* _Saved entries_:
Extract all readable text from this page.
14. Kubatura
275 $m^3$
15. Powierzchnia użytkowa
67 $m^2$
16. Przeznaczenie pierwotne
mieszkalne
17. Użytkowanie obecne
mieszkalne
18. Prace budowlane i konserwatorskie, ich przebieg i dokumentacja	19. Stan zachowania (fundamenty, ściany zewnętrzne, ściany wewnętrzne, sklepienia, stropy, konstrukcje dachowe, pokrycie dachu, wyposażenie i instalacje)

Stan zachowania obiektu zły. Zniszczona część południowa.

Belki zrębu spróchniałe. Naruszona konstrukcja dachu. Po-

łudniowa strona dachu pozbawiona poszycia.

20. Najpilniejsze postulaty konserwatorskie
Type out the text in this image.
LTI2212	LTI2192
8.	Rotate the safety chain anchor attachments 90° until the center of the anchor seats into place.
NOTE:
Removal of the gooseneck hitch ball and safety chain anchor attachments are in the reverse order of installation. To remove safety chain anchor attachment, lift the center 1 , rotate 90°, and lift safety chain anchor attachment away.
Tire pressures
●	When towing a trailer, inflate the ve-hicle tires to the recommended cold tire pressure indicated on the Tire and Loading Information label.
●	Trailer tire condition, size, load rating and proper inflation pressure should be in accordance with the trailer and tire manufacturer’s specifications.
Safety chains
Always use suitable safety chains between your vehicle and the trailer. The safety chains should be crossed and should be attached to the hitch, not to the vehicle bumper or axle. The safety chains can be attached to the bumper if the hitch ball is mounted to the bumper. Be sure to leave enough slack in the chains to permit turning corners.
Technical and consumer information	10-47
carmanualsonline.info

* _Set exercise_: Output every entry shown above, exactly.

* _Task response_:
Extract all readable text from this page.
14. Kubatura
275 $m^3$
15. Powierzchnia użytkowa
67 $m^2$
16. Przeznaczenie pierwotne
mieszkalne
17. Użytkowanie obecne
mieszkalne
18. Prace budowlane i konserwatorskie, ich przebieg i dokumentacja	19. Stan zachowania (fundamenty, ściany zewnętrzne, ściany wewnętrzne, sklepienia, stropy, konstrukcje dachowe, pokrycie dachu, wyposażenie i instalacje)

Stan zachowania obiektu zły. Zniszczona część południowa.

Belki zrębu spróchniałe. Naruszona konstrukcja dachu. Po-

łudniowa strona dachu pozbawiona poszycia.

20. Najpilniejsze postulaty konserwatorskie
Type out the text in this image.
LTI2212	LTI2192
8.	Rotate the safety chain anchor attachments 90° until the center of the anchor seats into place.
NOTE:
Removal of the gooseneck hitch ball and safety chain anchor attachments are in the reverse order of installation. To remove safety chain anchor attachment, lift the center 1 , rotate 90°, and lift safety chain anchor attachment away.
Tire pressures
●	When towing a trailer, inflate the ve-hicle tires to the recommended cold tire pressure indicated on the Tire and Loading Information label.
●	Trailer tire condition, size, load rating and proper inflation pressure should be in accordance with the trailer and tire manufacturer’s specifications.
Safety chains
Always use suitable safety chains between your vehicle and the trailer. The safety chains should be crossed and should be attached to the hitch, not to the vehicle bumper or axle. The safety chains can be attached to the bumper if the hitch ball is mounted to the bumper. Be sure to leave enough slack in the chains to permit turning corners.
Technical and consumer information	10-47
carmanualsonline.info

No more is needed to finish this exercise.